→ **Given task**
Reproduce the full listing that appears beneath this instruction exactly.

→ **Records shown**

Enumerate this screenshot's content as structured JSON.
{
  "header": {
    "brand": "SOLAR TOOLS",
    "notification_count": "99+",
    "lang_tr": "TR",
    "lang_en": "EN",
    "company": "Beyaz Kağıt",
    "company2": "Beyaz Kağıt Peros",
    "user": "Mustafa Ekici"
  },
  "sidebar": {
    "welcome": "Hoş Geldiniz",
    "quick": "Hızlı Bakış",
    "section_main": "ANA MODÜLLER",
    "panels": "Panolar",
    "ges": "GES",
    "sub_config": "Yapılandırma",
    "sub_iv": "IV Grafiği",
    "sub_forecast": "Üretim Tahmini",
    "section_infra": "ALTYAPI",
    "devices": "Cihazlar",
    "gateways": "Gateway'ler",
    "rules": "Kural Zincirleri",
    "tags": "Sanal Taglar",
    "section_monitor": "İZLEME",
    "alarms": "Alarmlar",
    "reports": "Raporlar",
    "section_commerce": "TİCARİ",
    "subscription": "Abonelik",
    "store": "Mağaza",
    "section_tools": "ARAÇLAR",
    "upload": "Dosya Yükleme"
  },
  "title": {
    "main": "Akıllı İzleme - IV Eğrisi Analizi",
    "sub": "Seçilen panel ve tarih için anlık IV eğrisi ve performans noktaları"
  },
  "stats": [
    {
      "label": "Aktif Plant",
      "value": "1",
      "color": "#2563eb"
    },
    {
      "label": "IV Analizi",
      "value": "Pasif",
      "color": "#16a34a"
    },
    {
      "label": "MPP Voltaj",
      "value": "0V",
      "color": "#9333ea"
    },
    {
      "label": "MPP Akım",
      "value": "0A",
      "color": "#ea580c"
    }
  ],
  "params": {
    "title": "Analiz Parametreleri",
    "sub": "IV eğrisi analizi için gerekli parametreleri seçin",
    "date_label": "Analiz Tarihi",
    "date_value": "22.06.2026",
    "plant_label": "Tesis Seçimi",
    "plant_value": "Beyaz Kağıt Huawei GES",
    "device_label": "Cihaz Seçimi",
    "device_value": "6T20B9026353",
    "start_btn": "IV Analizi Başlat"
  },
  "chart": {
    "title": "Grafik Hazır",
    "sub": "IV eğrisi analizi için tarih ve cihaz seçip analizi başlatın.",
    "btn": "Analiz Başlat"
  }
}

→ **Task answer**
Enumerate this screenshot's content as structured JSON.
{
  "header": {
    "brand": "SOLAR TOOLS",
    "notification_count": "99+",
    "lang_tr": "TR",
    "lang_en": "EN",
    "company": "Beyaz Kağıt",
    "company2": "Beyaz Kağıt Peros",
    "user": "Mustafa Ekici"
  },
  "sidebar": {
    "welcome": "Hoş Geldiniz",
    "quick": "Hızlı Bakış",
    "section_main": "ANA MODÜLLER",
    "panels": "Panolar",
    "ges": "GES",
    "sub_config": "Yapılandırma",
    "sub_iv": "IV Grafiği",
    "sub_forecast": "Üretim Tahmini",
    "section_infra": "ALTYAPI",
    "devices": "Cihazlar",
    "gateways": "Gateway'ler",
    "rules": "Kural Zincirleri",
    "tags": "Sanal Taglar",
    "section_monitor": "İZLEME",
    "alarms": "Alarmlar",
    "reports": "Raporlar",
    "section_commerce": "TİCARİ",
    "subscription": "Abonelik",
    "store": "Mağaza",
    "section_tools": "ARAÇLAR",
    "upload": "Dosya Yükleme"
  },
  "title": {
    "main": "Akıllı İzleme - IV Eğrisi Analizi",
    "sub": "Seçilen panel ve tarih için anlık IV eğrisi ve performans noktaları"
  },
  "stats": [
    {
      "label": "Aktif Plant",
      "value": "1",
      "color": "#2563eb"
    },
    {
      "label": "IV Analizi",
      "value": "Pasif",
      "color": "#16a34a"
    },
    {
      "label": "MPP Voltaj",
      "value": "0V",
      "color": "#9333ea"
    },
    {
      "label": "MPP Akım",
      "value": "0A",
      "color": "#ea580c"
    }
  ],
  "params": {
    "title": "Analiz Parametreleri",
    "sub": "IV eğrisi analizi için gerekli parametreleri seçin",
    "date_label": "Analiz Tarihi",
    "date_value": "22.06.2026",
    "plant_label": "Tesis Seçimi",
    "plant_value": "Beyaz Kağıt Huawei GES",
    "device_label": "Cihaz Seçimi",
    "device_value": "6T20B9026353",
    "start_btn": "IV Analizi Başlat"
  },
  "chart": {
    "title": "Grafik Hazır",
    "sub": "IV eğrisi analizi için tarih ve cihaz seçip analizi başlatın.",
    "btn": "Analiz Başlat"
  }
}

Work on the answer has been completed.